» **Document segment**
# yooper deer



## yooper (Nov 23, 2008)

Shot this last wednesday. small 10 point rack but pretty good body size tasty too


----------



## RDT (Nov 23, 2008)




----------



## deeker (Nov 23, 2008)

Looks great, waiting for steaks......

Kevin


----------



## bowtechmadman (Nov 23, 2008)

Great buck there Yooper! Definately a big bodied deer.


----------



## stihl sawing (Nov 23, 2008)

Nice buck, His neck looks swollen too.


----------



## Stihl051master (Nov 23, 2008)

Nice buck! Do you know how much he weighs?


----------



## Sethro (Nov 24, 2008)

Very nice buck !


----------



## yooper (Nov 24, 2008)

Stihl051master said:


> Nice buck! Do you know how much he weighs?



he was 214#


----------



## Stihl051master (Nov 24, 2008)

That's a big poppa!


----------



## beerman6 (Nov 27, 2008)




----------



## tree md (Nov 28, 2008)

Nice buck! Congrats!!!


----------



## Ole Farmerbuck (Nov 28, 2008)

tree md said:


> Nice buck! Congrats!!!


Sure is a lot of people thinking i'm nice! Thanks guys. 



Buck And yes, is is a nice deer!


----------



## HUSKYMAN (Dec 11, 2008)

» **What the task asks**
Resume the forum thread about the 10-point buck after its last line. The listing plays no part in this exercise.

» **Listed records**
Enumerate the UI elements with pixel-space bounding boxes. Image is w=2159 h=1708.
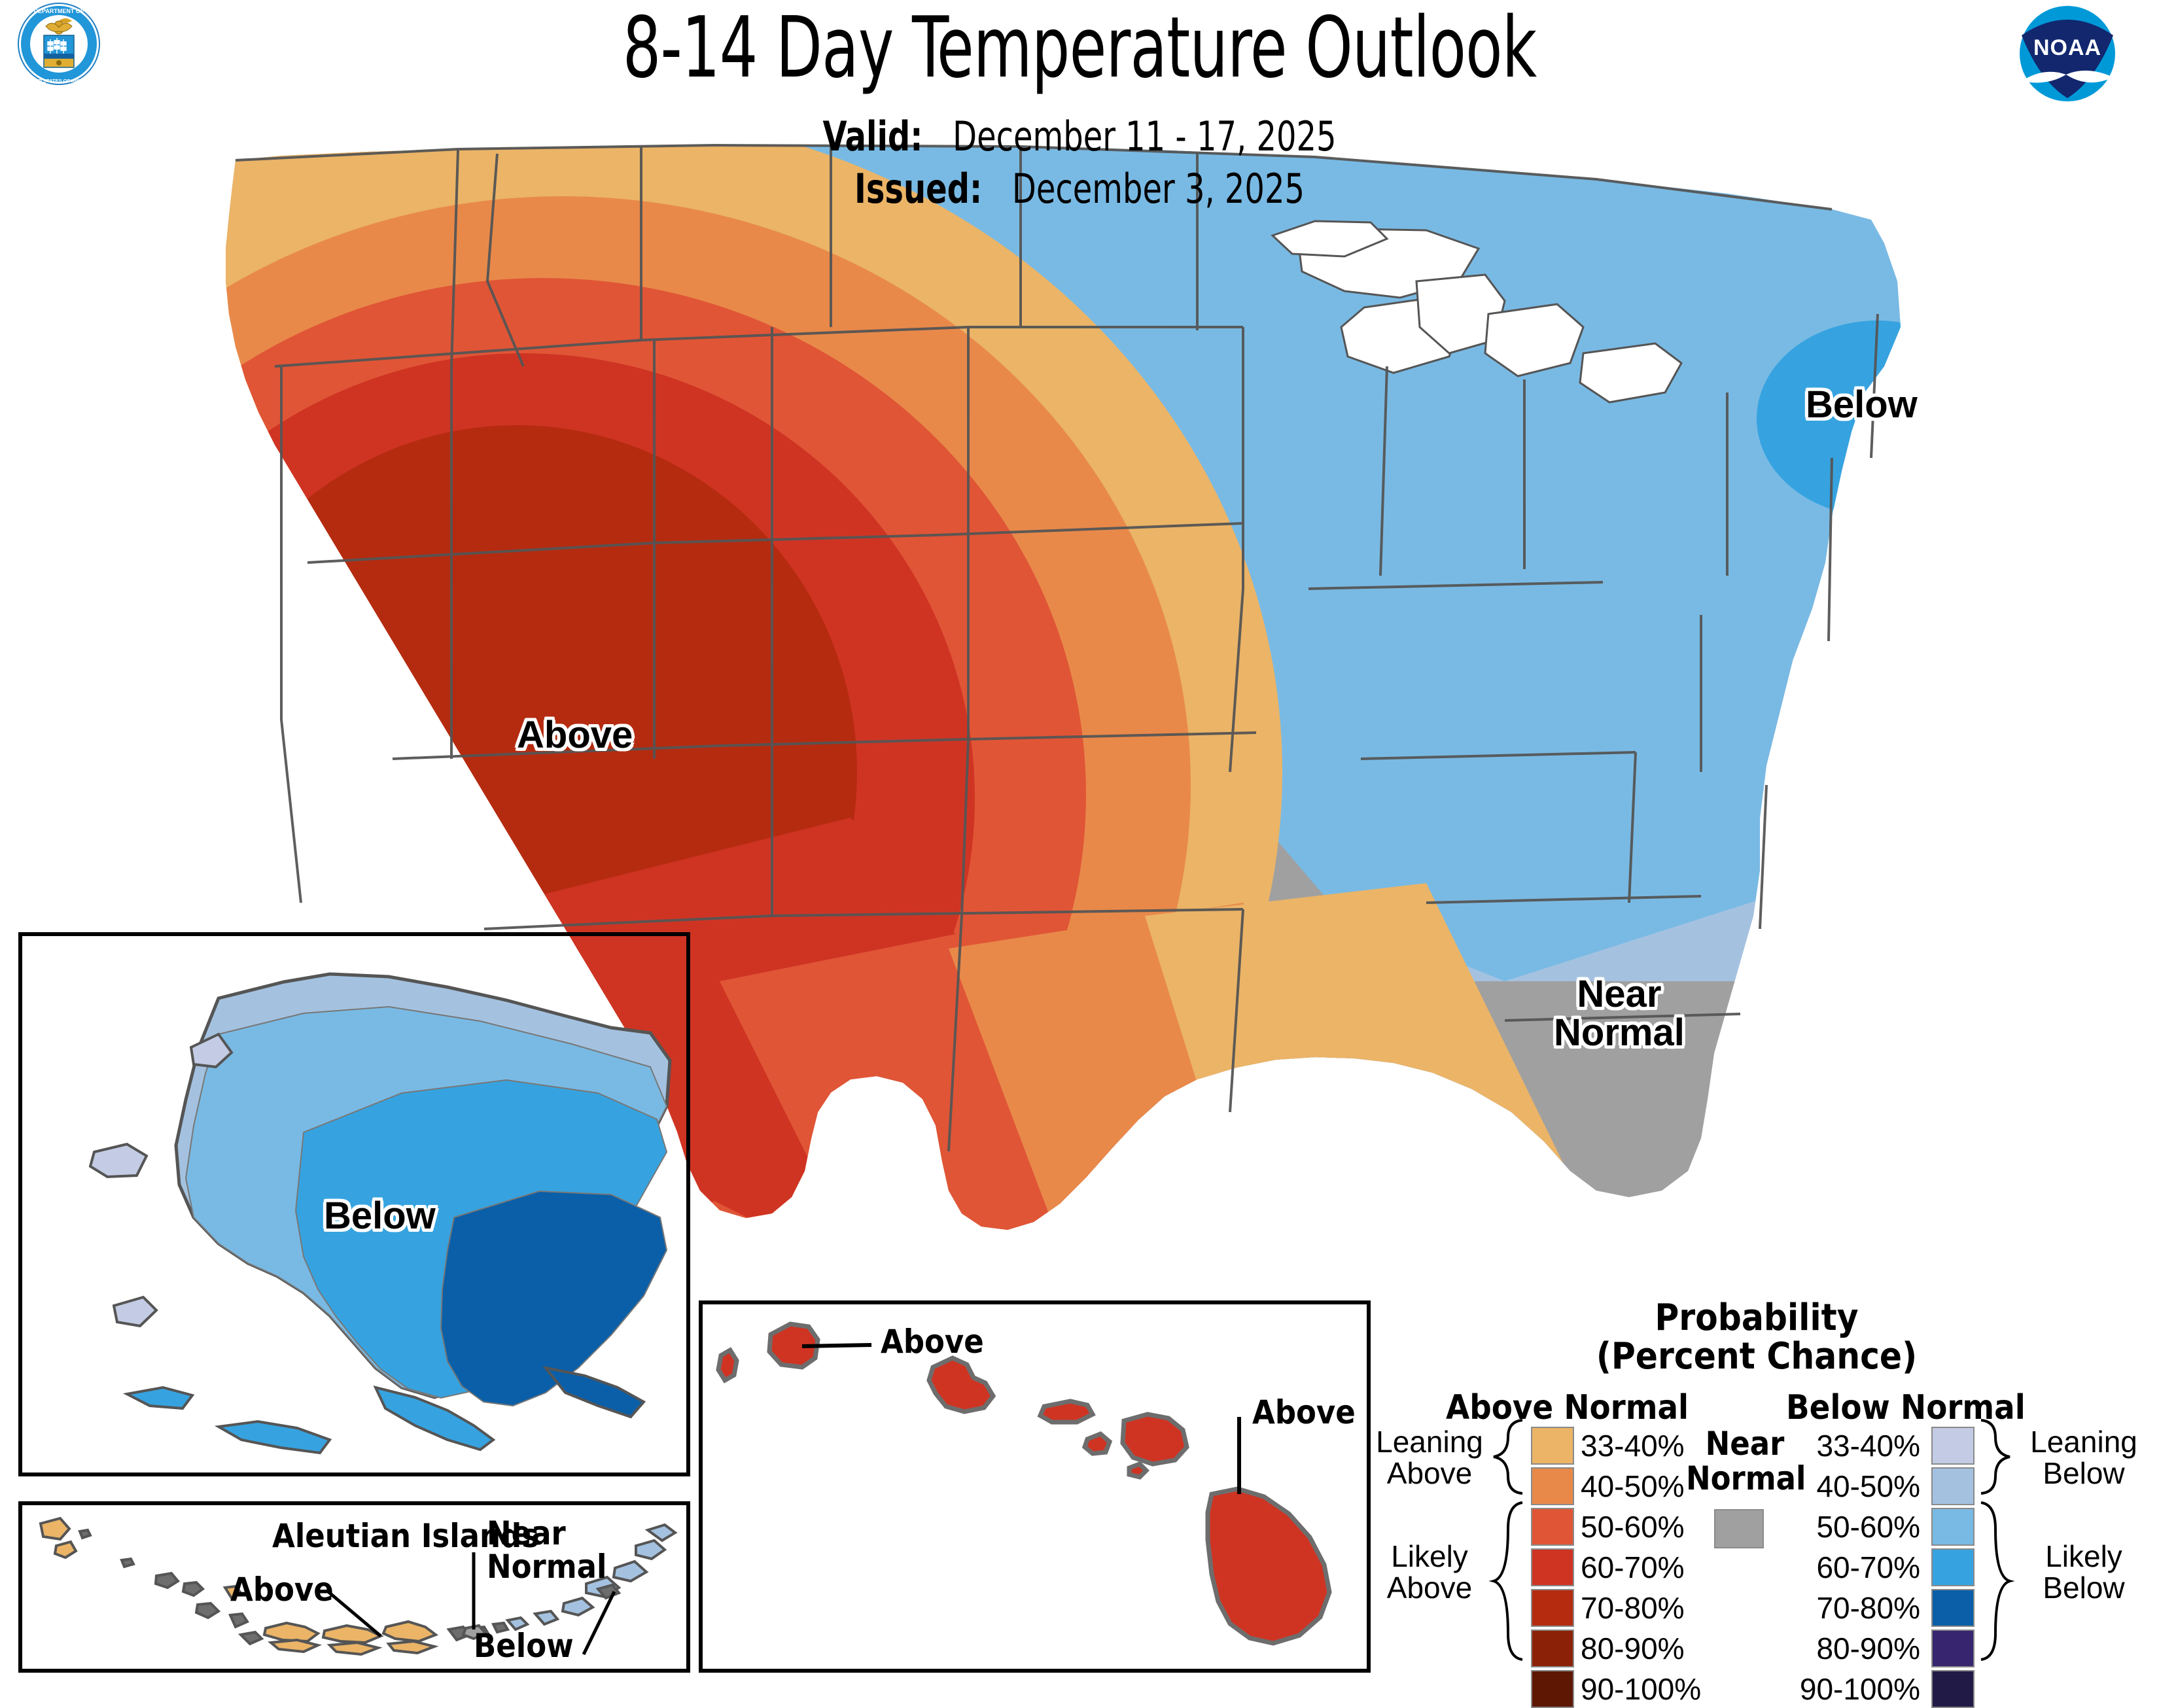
legend-range-above-5: 70-80% <box>1581 1591 1685 1625</box>
svg-text:NOAA: NOAA <box>2033 35 2101 60</box>
legend-range-above-3: 50-60% <box>1581 1510 1685 1544</box>
legend-swatch-below-90to100 <box>1931 1670 1975 1708</box>
hawaii-map <box>716 1321 1332 1646</box>
legend-leaning-below-label: Leaning Below <box>2015 1426 2152 1490</box>
legend-title: Probability (Percent Chance) <box>1367 1298 2146 1376</box>
hawaii-islands <box>716 1321 1332 1646</box>
legend-swatch-above-33to40 <box>1531 1427 1574 1465</box>
legend-range-below-5: 70-80% <box>1816 1591 1920 1625</box>
legend-near-normal-line1: Near <box>1705 1425 1785 1463</box>
aleutian-title: Aleutian Islands <box>272 1517 539 1555</box>
leaning-above-line2: Above <box>1386 1456 1473 1491</box>
legend-title-line1: Probability <box>1655 1297 1859 1339</box>
legend-swatch-below-80to90 <box>1931 1630 1975 1667</box>
issued-value: December 3, 2025 <box>1011 165 1305 213</box>
legend-swatch-above-80to90 <box>1531 1630 1574 1667</box>
aleutian-islands-inset: Aleutian Islands Above Near Normal Below <box>18 1501 690 1673</box>
legend-swatch-above-70to80 <box>1531 1589 1574 1627</box>
hawaii-inset: Above Above <box>699 1300 1371 1673</box>
aleutian-near-normal-line2: Normal <box>487 1548 607 1586</box>
issued-label: Issued: <box>854 165 983 213</box>
legend-swatch-below-33to40 <box>1931 1427 1975 1465</box>
legend-range-above-7: 90-100% <box>1581 1672 1702 1706</box>
alaska-map <box>88 972 672 1455</box>
map-label-near-normal: Near Normal <box>1554 975 1685 1052</box>
aleutian-islands-map <box>39 1516 678 1656</box>
valid-line: Valid: December 11 - 17, 2025 <box>151 116 2008 157</box>
legend-range-below-6: 80-90% <box>1816 1631 1920 1665</box>
legend-near-normal-swatch <box>1714 1509 1764 1548</box>
leaning-above-line1: Leaning <box>1376 1425 1483 1459</box>
legend-heading-above: Above Normal <box>1446 1388 1689 1427</box>
leaning-below-line1: Leaning <box>2030 1425 2137 1459</box>
probability-legend: Probability (Percent Chance) Above Norma… <box>1367 1298 2146 1708</box>
aleutian-near-normal-line1: Near <box>487 1514 566 1552</box>
map-label-below: Below <box>1806 383 1918 426</box>
legend-swatch-below-70to80 <box>1931 1589 1975 1627</box>
legend-near-normal-label: Near Normal <box>1686 1425 1806 1497</box>
map-label-near-normal-line2: Normal <box>1554 1011 1685 1054</box>
map-label-near-normal-line1: Near <box>1577 973 1662 1015</box>
legend-near-normal-line2: Normal <box>1686 1459 1806 1497</box>
issued-line: Issued: December 3, 2025 <box>151 169 2008 209</box>
legend-range-above-4: 60-70% <box>1581 1550 1685 1584</box>
alaska-inset <box>18 932 690 1476</box>
legend-likely-below-label: Likely Below <box>2015 1541 2152 1604</box>
legend-swatch-above-40to50 <box>1531 1467 1574 1505</box>
alaska-map-label-below: Below <box>324 1194 436 1237</box>
legend-likely-above-label: Likely Above <box>1361 1541 1498 1604</box>
department-of-commerce-seal-icon: DEPARTMENT OF UNITED STATES OF AMERICA <box>18 3 100 85</box>
brace-likely-above-icon <box>1488 1501 1523 1661</box>
legend-title-line2: (Percent Chance) <box>1596 1335 1918 1378</box>
valid-value: December 11 - 17, 2025 <box>953 113 1337 160</box>
brace-leaning-below-icon <box>1980 1419 2010 1495</box>
legend-range-above-6: 80-90% <box>1581 1631 1685 1665</box>
legend-leaning-above-label: Leaning Above <box>1361 1426 1498 1490</box>
legend-range-below-3: 50-60% <box>1816 1510 1920 1544</box>
svg-text:DEPARTMENT OF: DEPARTMENT OF <box>34 8 84 14</box>
hawaii-label-above-1: Above <box>881 1323 984 1361</box>
hawaii-label-above-2: Above <box>1252 1393 1356 1431</box>
likely-below-line1: Likely <box>2045 1539 2122 1573</box>
leader-lines <box>325 1552 616 1656</box>
likely-above-line1: Likely <box>1391 1539 1468 1573</box>
svg-text:UNITED STATES OF AMERICA: UNITED STATES OF AMERICA <box>24 78 94 84</box>
leader-lines <box>801 1343 1241 1494</box>
aleutian-label-near-normal: Near Normal <box>487 1517 606 1584</box>
legend-swatch-above-60to70 <box>1531 1548 1574 1586</box>
legend-range-above-2: 40-50% <box>1581 1469 1685 1503</box>
legend-swatch-below-40to50 <box>1931 1467 1975 1505</box>
legend-range-below-7: 90-100% <box>1799 1672 1920 1706</box>
legend-swatch-below-50to60 <box>1931 1508 1975 1546</box>
great-lakes <box>1271 220 1683 404</box>
legend-range-below-2: 40-50% <box>1816 1469 1920 1503</box>
aleutian-label-below: Below <box>474 1627 574 1665</box>
noaa-logo-icon: NOAA <box>2020 6 2115 101</box>
brace-likely-below-icon <box>1980 1501 2015 1661</box>
page-title: 8-14 Day Temperature Outlook <box>622 0 1537 97</box>
legend-swatch-above-90to100 <box>1531 1670 1574 1708</box>
legend-range-below-1: 33-40% <box>1816 1429 1920 1463</box>
leaning-below-line2: Below <box>2043 1456 2125 1491</box>
near-normal-band <box>543 145 1806 1230</box>
map-label-above: Above <box>517 714 633 756</box>
legend-swatch-below-60to70 <box>1931 1548 1975 1586</box>
likely-below-line2: Below <box>2043 1571 2125 1605</box>
valid-label: Valid: <box>822 113 923 160</box>
brace-leaning-above-icon <box>1493 1419 1523 1495</box>
legend-range-above-1: 33-40% <box>1581 1429 1685 1463</box>
likely-above-line2: Above <box>1386 1571 1473 1605</box>
aleutian-label-above: Above <box>230 1571 334 1609</box>
legend-swatch-above-50to60 <box>1531 1508 1574 1546</box>
legend-range-below-4: 60-70% <box>1816 1550 1920 1584</box>
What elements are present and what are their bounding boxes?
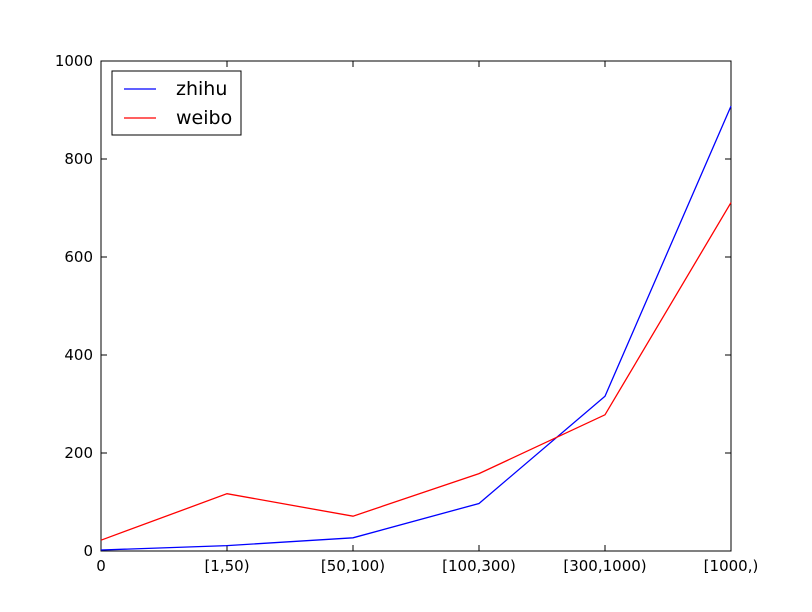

» **Output of the task**
A little late, but congrats on your nice buck. Typical UP buck from my experience: big body compared to rack size, but thats still a wall hanger to me.

Here is my best kill from this year, a 2.5 yo five point shot off M-81. He was limping, I ended up finding a slug with the wad still attached in his hind qtr


----------



## yooper (Dec 11, 2008)

HUSKYMAN said:


> A little late, but congrats on your nice buck. Typical UP buck from my experience: big body compared to rack size, but thats still a wall hanger to me.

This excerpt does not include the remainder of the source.